START
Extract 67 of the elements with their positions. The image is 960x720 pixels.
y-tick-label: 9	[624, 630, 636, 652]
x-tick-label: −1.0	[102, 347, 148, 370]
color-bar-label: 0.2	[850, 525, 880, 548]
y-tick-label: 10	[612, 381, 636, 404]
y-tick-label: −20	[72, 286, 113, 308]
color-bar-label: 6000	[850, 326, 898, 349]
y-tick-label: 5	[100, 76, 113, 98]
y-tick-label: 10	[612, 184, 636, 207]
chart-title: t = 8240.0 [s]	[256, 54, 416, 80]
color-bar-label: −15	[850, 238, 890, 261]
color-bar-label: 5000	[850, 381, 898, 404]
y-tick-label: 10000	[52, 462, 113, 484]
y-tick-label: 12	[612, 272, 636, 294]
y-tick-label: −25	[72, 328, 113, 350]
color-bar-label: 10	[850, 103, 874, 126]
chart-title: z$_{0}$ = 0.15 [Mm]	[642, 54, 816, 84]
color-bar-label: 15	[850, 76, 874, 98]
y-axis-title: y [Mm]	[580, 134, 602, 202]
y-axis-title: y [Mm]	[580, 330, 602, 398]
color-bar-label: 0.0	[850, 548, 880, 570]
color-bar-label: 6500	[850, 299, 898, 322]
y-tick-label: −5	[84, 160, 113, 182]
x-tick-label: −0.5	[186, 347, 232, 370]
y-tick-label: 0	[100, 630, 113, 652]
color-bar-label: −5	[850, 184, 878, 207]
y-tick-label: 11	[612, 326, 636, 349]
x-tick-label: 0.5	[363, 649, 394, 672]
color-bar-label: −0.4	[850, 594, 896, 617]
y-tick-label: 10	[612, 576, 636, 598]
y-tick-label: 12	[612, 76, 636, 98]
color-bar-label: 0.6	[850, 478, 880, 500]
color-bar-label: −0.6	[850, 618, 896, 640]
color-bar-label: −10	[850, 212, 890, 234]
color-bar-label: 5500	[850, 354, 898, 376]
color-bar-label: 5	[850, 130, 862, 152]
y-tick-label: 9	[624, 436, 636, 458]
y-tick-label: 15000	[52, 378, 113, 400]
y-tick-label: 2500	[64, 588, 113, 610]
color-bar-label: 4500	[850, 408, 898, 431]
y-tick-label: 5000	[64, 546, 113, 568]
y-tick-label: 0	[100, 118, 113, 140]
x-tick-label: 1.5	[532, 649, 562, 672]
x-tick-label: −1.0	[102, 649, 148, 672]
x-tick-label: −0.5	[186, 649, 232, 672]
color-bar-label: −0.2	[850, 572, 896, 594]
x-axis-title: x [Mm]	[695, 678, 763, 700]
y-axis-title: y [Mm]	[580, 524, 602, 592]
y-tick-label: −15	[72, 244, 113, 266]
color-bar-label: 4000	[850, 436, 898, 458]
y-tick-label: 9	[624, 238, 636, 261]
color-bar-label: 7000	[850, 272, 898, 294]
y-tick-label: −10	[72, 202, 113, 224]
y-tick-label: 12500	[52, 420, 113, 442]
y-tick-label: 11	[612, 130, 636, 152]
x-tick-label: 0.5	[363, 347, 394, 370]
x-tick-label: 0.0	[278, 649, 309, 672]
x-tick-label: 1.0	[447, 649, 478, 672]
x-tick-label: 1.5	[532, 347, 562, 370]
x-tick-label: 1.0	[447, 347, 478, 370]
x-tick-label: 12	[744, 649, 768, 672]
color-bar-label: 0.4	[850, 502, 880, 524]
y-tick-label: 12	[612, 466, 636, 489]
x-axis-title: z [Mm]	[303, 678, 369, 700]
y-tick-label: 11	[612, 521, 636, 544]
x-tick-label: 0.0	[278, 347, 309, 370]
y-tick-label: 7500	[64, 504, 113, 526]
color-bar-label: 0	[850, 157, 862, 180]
END
Brief: Write out the entries word for word, starting at the first one and ending at the line containing "462, 113, 484]".

Solution to this exercise:
Extract 67 of the elements with their positions. The image is 960x720 pixels.
y-tick-label: 9	[624, 630, 636, 652]
x-tick-label: −1.0	[102, 347, 148, 370]
color-bar-label: 0.2	[850, 525, 880, 548]
y-tick-label: 10	[612, 381, 636, 404]
y-tick-label: −20	[72, 286, 113, 308]
color-bar-label: 6000	[850, 326, 898, 349]
y-tick-label: 5	[100, 76, 113, 98]
y-tick-label: 10	[612, 184, 636, 207]
chart-title: t = 8240.0 [s]	[256, 54, 416, 80]
color-bar-label: −15	[850, 238, 890, 261]
color-bar-label: 5000	[850, 381, 898, 404]
y-tick-label: 10000	[52, 462, 113, 484]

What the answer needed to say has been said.